* _Instruction_
Update the lines in the stretch from the one containing "483, 295, 517]" through the one containing "badge: made in Germany: MADE" by changing every "badge" to "emblem" and leaving all else as it is. Return only those lines.
───── Stored records
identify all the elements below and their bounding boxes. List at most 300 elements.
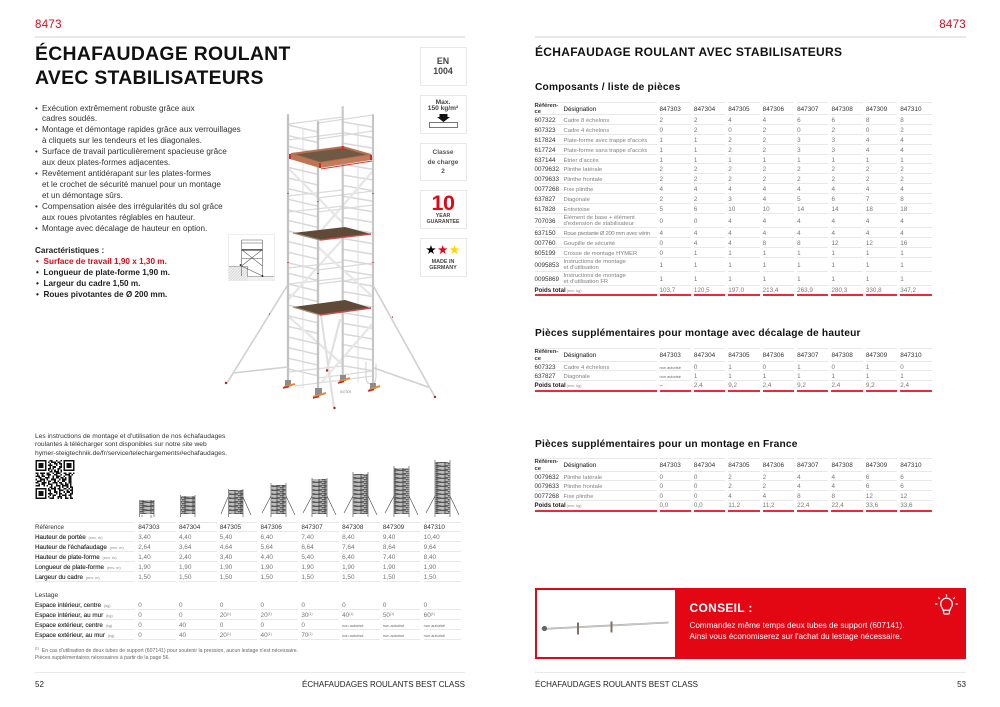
thumbnail 847306	[262, 483, 295, 517]
ballast table: 70(1)	[301, 632, 313, 639]
components total weight row	[534, 287, 932, 296]
components table: 12	[866, 240, 873, 247]
components table: 2	[831, 127, 835, 134]
page number tag left: 8473	[35, 19, 62, 31]
badge: 10 year guarantee: YEAR	[436, 213, 450, 219]
France parts table: 0	[694, 483, 697, 490]
components table: 8	[900, 117, 904, 124]
France parts table: (env. kg)	[567, 503, 582, 508]
height offset parts table: 1	[866, 373, 869, 380]
specification table: Hauteur de plate-forme (env. m)	[35, 554, 116, 561]
badge: max load	[420, 95, 466, 134]
height offset parts table: 1	[866, 364, 869, 370]
height offset parts table: ce	[534, 356, 541, 362]
components table: 7	[866, 196, 869, 203]
heading: France parts: Pièces supplémentaires pour un montage en France	[535, 438, 798, 450]
callout text	[690, 620, 904, 640]
feature bullet list: Compensation aisée des irrégularités du sol grâce	[42, 202, 223, 211]
components table: 2	[900, 166, 904, 173]
components table: 4	[900, 186, 904, 193]
components table: 1	[866, 250, 869, 257]
badge: made in Germany: MADE IN	[432, 259, 454, 265]
callout text: Ainsi vous économiserez sur l'achat du lestage nécessaire.	[690, 632, 902, 640]
ballast table: 0	[301, 622, 305, 629]
height offset parts table: 1	[728, 364, 732, 370]
components table: 3	[728, 196, 732, 203]
components table: 4	[763, 186, 766, 193]
components table: 1	[831, 262, 835, 269]
components table: 4	[763, 196, 766, 203]
specification table: 5,40	[220, 534, 232, 541]
components table: 0079633	[534, 176, 559, 183]
specification table: Longueur de plate-forme (env. m)	[35, 564, 121, 571]
France parts table: 847310	[900, 462, 922, 469]
components table: 2	[763, 166, 766, 173]
ballast table: Espace intérieur, au mur (kg)	[35, 612, 113, 619]
components table: 2	[900, 127, 904, 134]
badge: made in Germany: ★★★	[425, 242, 461, 257]
ballast table: 0	[220, 622, 223, 629]
ballast table: non autorisé	[383, 623, 404, 628]
France parts table: 22,4	[797, 502, 809, 509]
components table: 2	[728, 147, 732, 154]
components table: 0095869	[534, 276, 559, 283]
height offset parts table: 0	[831, 364, 835, 370]
badge: EN 1004	[420, 47, 466, 86]
specification table: 5,40	[301, 554, 314, 561]
components header row: ce	[534, 109, 541, 115]
height offset parts table: 1	[694, 373, 697, 380]
components table: 10	[763, 206, 770, 213]
ballast table: 0	[138, 632, 142, 639]
footnote: Pièces supplémentaires nécessaires à partir de la page 56.	[35, 655, 170, 661]
ballast table: 30(1)	[301, 612, 313, 619]
components table: 607322	[534, 117, 556, 124]
components table: 1	[660, 157, 663, 164]
tip callout	[534, 588, 966, 659]
specification table: Hauteur de portée (env. m)	[35, 534, 102, 541]
thumbnail 847305	[221, 489, 251, 517]
specification table: 1,50	[261, 574, 273, 581]
components table: 1	[797, 157, 801, 164]
France parts table: 0,0	[694, 502, 703, 509]
characteristics list: Largeur du cadre 1,50 m.	[44, 279, 140, 288]
components table: 4	[900, 137, 904, 144]
France parts table: 2	[728, 483, 732, 490]
components header row: 847306	[763, 106, 784, 112]
spec table header: 847304	[179, 524, 200, 531]
components table: 0077268	[534, 186, 559, 193]
badge: made in Germany: GERMANY	[429, 265, 457, 271]
France parts table: 0	[660, 483, 663, 490]
France parts table: 847303	[660, 462, 681, 469]
feature bullet list: cadres soudés.	[42, 114, 97, 123]
feature bullet list: Surface de travail particulièrement spacieuse grâce	[42, 147, 227, 156]
France parts table: 11,2	[728, 502, 740, 509]
ballast table: 0	[138, 602, 142, 609]
components table: Cadre 8 échelons	[564, 118, 609, 124]
components table: 4	[728, 230, 732, 237]
spec table header: 847303	[138, 524, 160, 531]
France parts table: Fixe plinthe	[564, 494, 593, 500]
components total weight row: 213,4	[763, 287, 778, 294]
components table: 3	[831, 147, 835, 154]
height offset parts table: Référen-	[534, 349, 558, 355]
components table: 16	[900, 240, 907, 247]
components table: 2	[728, 166, 732, 173]
footer left	[35, 680, 465, 688]
ballast table: 50(1)	[383, 612, 394, 619]
components table: 617724	[534, 147, 556, 154]
components table: d'extension de stabilisateur	[564, 221, 634, 227]
components table: Goupille de sécurité	[564, 241, 615, 247]
download instructions text: hymer-steigtechnik.de/fr/service/telechargements#echafaudages.	[35, 450, 227, 457]
components header row: 847309	[866, 106, 887, 112]
height offset parts table: 1	[831, 373, 835, 380]
components table: 1	[900, 262, 904, 269]
heading: height offset parts: Pièces supplémentaires pour montage avec décalage de hauteur	[535, 328, 861, 339]
components header row: Référen-	[534, 103, 558, 109]
height offset parts table: 0	[694, 364, 697, 370]
components table: 18	[866, 206, 873, 213]
components table: 2	[660, 166, 663, 173]
ballast table: 20(1)	[220, 632, 231, 639]
page number tag right: 8473	[939, 19, 966, 31]
components table: 4	[763, 230, 766, 237]
components table: 0	[797, 127, 801, 134]
footnote	[35, 646, 298, 661]
support tube photo	[537, 590, 675, 657]
specification table: 3,40	[220, 554, 232, 561]
feature bullet list: Revêtement antidérapant sur les plates-formes	[42, 169, 211, 178]
height offset parts table: 607323	[534, 364, 556, 370]
components table: 1	[866, 262, 869, 269]
components table: 1	[660, 137, 663, 144]
components total weight row: 347,2	[900, 287, 916, 294]
components table: 1	[728, 250, 732, 257]
badge: load class: 2	[441, 168, 445, 175]
components table: 4	[728, 117, 732, 124]
France parts table: 6	[900, 474, 904, 480]
ballast table: 40(1)	[261, 632, 272, 639]
badge: max load: Max.	[436, 98, 450, 106]
France parts table: 0	[694, 493, 697, 500]
height offset parts table: 9,2	[728, 382, 737, 389]
badge: EN 1004: EN	[437, 56, 449, 66]
ballast table: 0	[261, 622, 264, 629]
components table: 1	[866, 276, 869, 283]
components table: 4	[797, 230, 801, 237]
components table: 2	[660, 176, 663, 183]
components table: 4	[866, 137, 869, 144]
specification table: 1,90	[220, 564, 232, 571]
height offset parts table: (env. kg)	[567, 383, 582, 388]
components table: 1	[660, 262, 663, 269]
specification table: 6,64	[301, 544, 314, 551]
components table: 2	[866, 176, 869, 183]
specification table: 1,50	[424, 574, 436, 581]
France parts table: 0	[660, 474, 663, 480]
spec table header: 847305	[220, 524, 241, 531]
France parts table: 4	[797, 474, 801, 480]
ballast table: 0	[424, 602, 427, 609]
components table: Plinthe latérale	[564, 167, 602, 173]
France parts table: 8	[831, 493, 835, 500]
components table: 617828	[534, 206, 556, 213]
components table: 4	[763, 117, 766, 124]
components table: 1	[763, 157, 766, 164]
components table: 4	[900, 147, 904, 154]
specification table: 7,40	[301, 534, 314, 541]
height offset parts table: 0	[900, 364, 904, 370]
ballast table: 40	[179, 622, 186, 629]
callout text: Commandez même temps deux tubes de support (607141).	[690, 620, 904, 630]
specification table: 1,50	[342, 574, 355, 581]
France parts table: 2	[763, 474, 766, 480]
components table: et d'utilisation	[564, 265, 599, 271]
France parts table: 4	[831, 483, 835, 490]
specification table: 1,50	[301, 574, 314, 581]
height offset parts table: 637827	[534, 373, 556, 380]
France parts table: Plinthe frontale	[564, 484, 602, 490]
height offset parts table: 2,4	[763, 382, 771, 389]
height offset parts table: 1	[797, 364, 801, 370]
components table: 1	[866, 157, 869, 164]
specification table: 8,64	[383, 544, 395, 551]
components table: 3	[831, 137, 835, 144]
France parts table: Désignation	[564, 462, 596, 469]
France parts table: Plinthe latérale	[564, 474, 602, 480]
ballast table: non autorisé	[424, 623, 445, 628]
badge: 10 year guarantee: 10	[432, 191, 454, 215]
scaffold size thumbnails	[139, 460, 460, 518]
components header row: 847304	[694, 106, 715, 112]
components total weight row: 263,9	[797, 287, 813, 294]
specification table: 8,40	[342, 534, 355, 541]
components table: 1	[900, 250, 904, 257]
footer left: 52	[35, 680, 44, 688]
components table: 14	[831, 206, 838, 213]
characteristics list: Caractéristiques :	[35, 246, 104, 255]
components header row: 847305	[728, 106, 750, 112]
components table: 1	[831, 276, 835, 283]
height offset parts table: 847306	[763, 352, 784, 359]
components total weight row: 280,3	[831, 287, 847, 294]
ballast table: 0	[261, 602, 264, 609]
components table: 0079632	[534, 166, 559, 173]
height offset parts table: 1	[728, 373, 732, 380]
specification table: 6,40	[342, 554, 355, 561]
ballast table: 0	[138, 612, 142, 619]
feature bullet list: à cliquets sur les tendeurs et les diagonales.	[42, 136, 202, 145]
components total weight row: 197,0	[728, 287, 744, 294]
France parts table: Référen-	[534, 459, 558, 465]
height offset parts table: Cadre 4 échelons	[564, 364, 609, 370]
ballast table: non autorisé	[383, 633, 404, 638]
height offset parts table: non autorisé	[660, 374, 681, 379]
components table: 2	[763, 127, 766, 134]
components table: 14	[797, 206, 804, 213]
components table: 4	[831, 186, 835, 193]
specification table: 1,50	[383, 574, 395, 581]
badge: load class	[420, 142, 466, 181]
components table: 1	[728, 262, 732, 269]
France parts table: ce	[534, 466, 541, 472]
ballast table: non autorisé	[342, 623, 364, 628]
components table: Fixe plinthe	[564, 187, 593, 193]
specification table: Hauteur de l'échafaudage (env. m)	[35, 544, 124, 551]
France parts table: 2	[728, 474, 732, 480]
components table: 4	[660, 186, 663, 193]
components table: 4	[694, 240, 697, 247]
height offset parts table: non autorisé	[660, 364, 681, 370]
components table: 6	[797, 117, 801, 124]
components table: 12	[831, 240, 838, 247]
ballast table: 0	[342, 602, 346, 609]
specification table	[35, 522, 461, 582]
components table: et d'utilisation FR	[564, 279, 608, 285]
specification table: 10,40	[424, 534, 440, 541]
badge: made in Germany	[420, 238, 466, 276]
components table: 2	[831, 166, 835, 173]
middle platform	[293, 227, 371, 240]
components table: Étrier d'accès	[564, 158, 599, 164]
height offset parts table: 1	[900, 373, 904, 380]
height offset parts table: 2,4	[831, 382, 840, 389]
components table: 1	[900, 276, 904, 283]
components table: 0	[728, 127, 732, 134]
components table: 2	[728, 176, 732, 183]
footer left: ÉCHAFAUDAGES ROULANTS BEST CLASS	[302, 680, 465, 688]
height offset parts table: 2,4	[900, 382, 909, 389]
components table: 1	[694, 276, 697, 283]
height offset parts table: 0	[763, 364, 766, 370]
height offset parts table: Poids total	[534, 382, 566, 389]
France parts table: 4	[831, 474, 835, 480]
components table: 0	[660, 127, 663, 134]
inset diagram: height offset assembly	[228, 234, 275, 281]
characteristics list: Roues pivotantes de Ø 200 mm.	[44, 290, 167, 299]
illustration: rolling scaffold with stabilisers	[224, 106, 436, 410]
specification table: 1,90	[383, 564, 395, 571]
thumbnail 847309	[385, 466, 418, 517]
thumbnail 847303	[140, 500, 154, 518]
height offset parts table: 847310	[900, 352, 922, 359]
components table: Diagonale	[564, 197, 590, 203]
feature bullet list: Montage et démontage rapides grâce aux verrouillages	[42, 125, 241, 134]
title	[35, 42, 291, 89]
feature bullet list	[35, 104, 241, 233]
components table: 2	[660, 117, 663, 124]
components table: 1	[797, 250, 801, 257]
components table: 1	[728, 157, 732, 164]
title: AVEC STABILISATEURS	[35, 67, 264, 89]
ballast table: 20(1)	[261, 612, 272, 619]
height offset parts table: 9,2	[797, 382, 806, 389]
components table: Crosse de montage HYMER	[564, 251, 637, 257]
spec table header: 847308	[342, 524, 363, 531]
components table: 617824	[534, 137, 556, 144]
components table: 2	[694, 127, 697, 134]
ballast table: Espace intérieur, centre (kg)	[35, 602, 111, 609]
France parts table: 6	[866, 483, 869, 490]
right page heading: ÉCHAFAUDAGE ROULANT AVEC STABILISATEURS	[535, 45, 842, 59]
components table: 0	[694, 218, 697, 225]
France parts table: 4	[728, 493, 732, 500]
components table: 1	[763, 250, 766, 257]
components table: 4	[866, 218, 869, 225]
components table: 1	[660, 147, 663, 154]
components table: 0	[660, 240, 663, 247]
ballast table: Espace extérieur, au mur (kg)	[35, 632, 114, 639]
spec table header: Référence	[35, 524, 64, 531]
components table: 1	[694, 250, 697, 257]
components table: 4	[831, 230, 835, 237]
spec table header: 847306	[261, 524, 282, 531]
download instructions text: roulantes à télécharger sont disponibles sur notre site web	[35, 441, 207, 448]
France parts table: 0079633	[534, 483, 559, 490]
specification table: 8,40	[424, 554, 436, 561]
characteristics list: Surface de travail 1,90 x 1,30 m.	[44, 257, 167, 266]
components table: 4	[660, 230, 663, 237]
specification table: 4,40	[261, 554, 273, 561]
feature bullet list: Montage avec décalage de hauteur en option.	[42, 224, 207, 233]
components table: 6	[831, 196, 835, 203]
components table: 637150	[534, 230, 556, 237]
ballast table: non autorisé	[342, 633, 364, 638]
components table: 607323	[534, 127, 556, 134]
article number label: 847309	[340, 390, 351, 394]
components table: 1	[694, 147, 697, 154]
badge: 10 year guarantee	[420, 190, 466, 228]
top platform	[290, 146, 372, 169]
ballast table	[35, 602, 461, 640]
components table: 5	[660, 206, 663, 213]
specification table: 1,90	[138, 564, 151, 571]
ballast table: non autorisé	[424, 633, 445, 638]
components table: 2	[831, 176, 835, 183]
components table: 4	[728, 218, 732, 225]
components table: Élément de base + élément	[564, 215, 635, 221]
France parts table: 22,4	[831, 502, 844, 509]
components table	[534, 102, 932, 296]
components table: Roue pivotante Ø 200 mm avec vérin	[564, 231, 650, 237]
specification table: 3,64	[179, 544, 191, 551]
height offset parts table: –	[660, 382, 663, 389]
components table: 8	[763, 240, 766, 247]
components table: 10	[728, 206, 735, 213]
height offset parts table	[534, 348, 932, 392]
components table: 605199	[534, 250, 556, 257]
components table: 1	[797, 276, 801, 283]
components table: 6	[694, 206, 697, 213]
components table: 0	[660, 218, 663, 225]
components table: Plate-forme avec trappe d'accès	[564, 138, 647, 144]
components table: 1	[694, 137, 697, 144]
specification table: 3,40	[138, 534, 151, 541]
France parts table	[534, 458, 932, 512]
characteristics list: Longueur de plate-forme 1,90 m.	[44, 268, 170, 277]
components table: 637827	[534, 196, 556, 203]
components table: 4	[866, 147, 869, 154]
title: ÉCHAFAUDAGE ROULANT	[35, 43, 291, 65]
France parts table: 12	[900, 493, 907, 500]
components header row: 847303	[660, 106, 681, 112]
components table: 2	[763, 147, 766, 154]
height offset parts table: 1	[763, 373, 766, 380]
specification table: 1,50	[179, 574, 191, 581]
components table: 2	[797, 166, 801, 173]
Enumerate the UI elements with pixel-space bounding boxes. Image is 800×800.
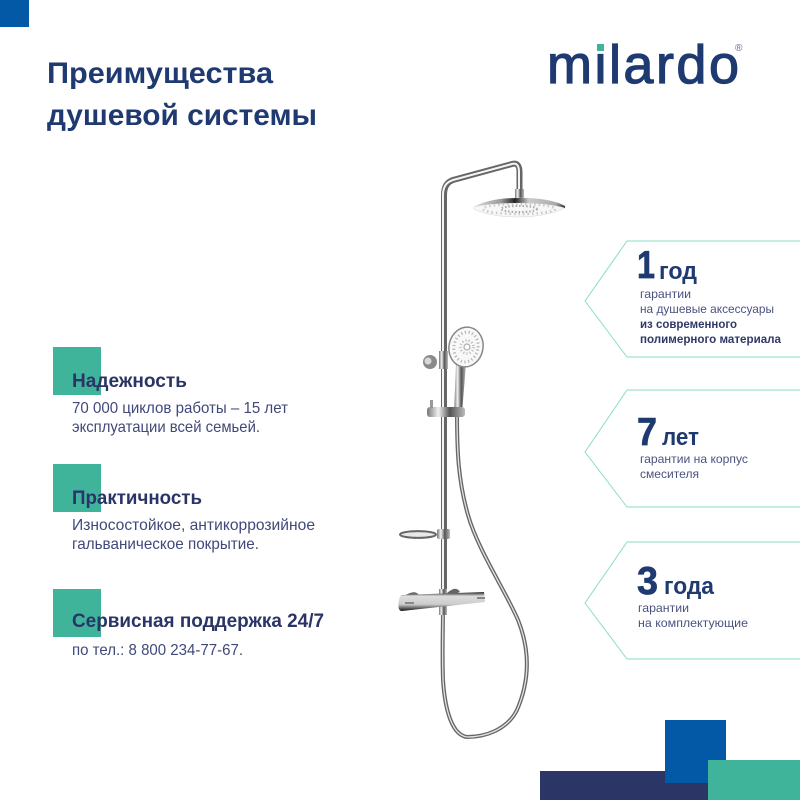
──────────
* _Solved problem_
thumbnail 847306	[262, 483, 295, 517]
ballast table: 70(1)	[301, 632, 313, 639]
components total weight row	[534, 287, 932, 296]
components table: 12	[866, 240, 873, 247]
components table: 2	[831, 127, 835, 134]
page number tag left: 8473	[35, 19, 62, 31]
emblem: 10 year guarantee: YEAR	[436, 213, 450, 219]
France parts table: 0	[694, 483, 697, 490]
components table: 8	[900, 117, 904, 124]
France parts table: (env. kg)	[567, 503, 582, 508]
height offset parts table: 1	[866, 373, 869, 380]
specification table: Hauteur de plate-forme (env. m)	[35, 554, 116, 561]
emblem: max load	[420, 95, 466, 134]
height offset parts table: 1	[866, 364, 869, 370]
height offset parts table: ce	[534, 356, 541, 362]
components table: 7	[866, 196, 869, 203]
heading: France parts: Pièces supplémentaires pour un montage en France	[535, 438, 798, 450]
callout text	[690, 620, 904, 640]
feature bullet list: Compensation aisée des irrégularités du sol grâce	[42, 202, 223, 211]
components table: 2	[900, 166, 904, 173]
components table: 4	[900, 186, 904, 193]
components table: 1	[866, 250, 869, 257]
emblem: made in Germany: MADE IN	[432, 259, 454, 265]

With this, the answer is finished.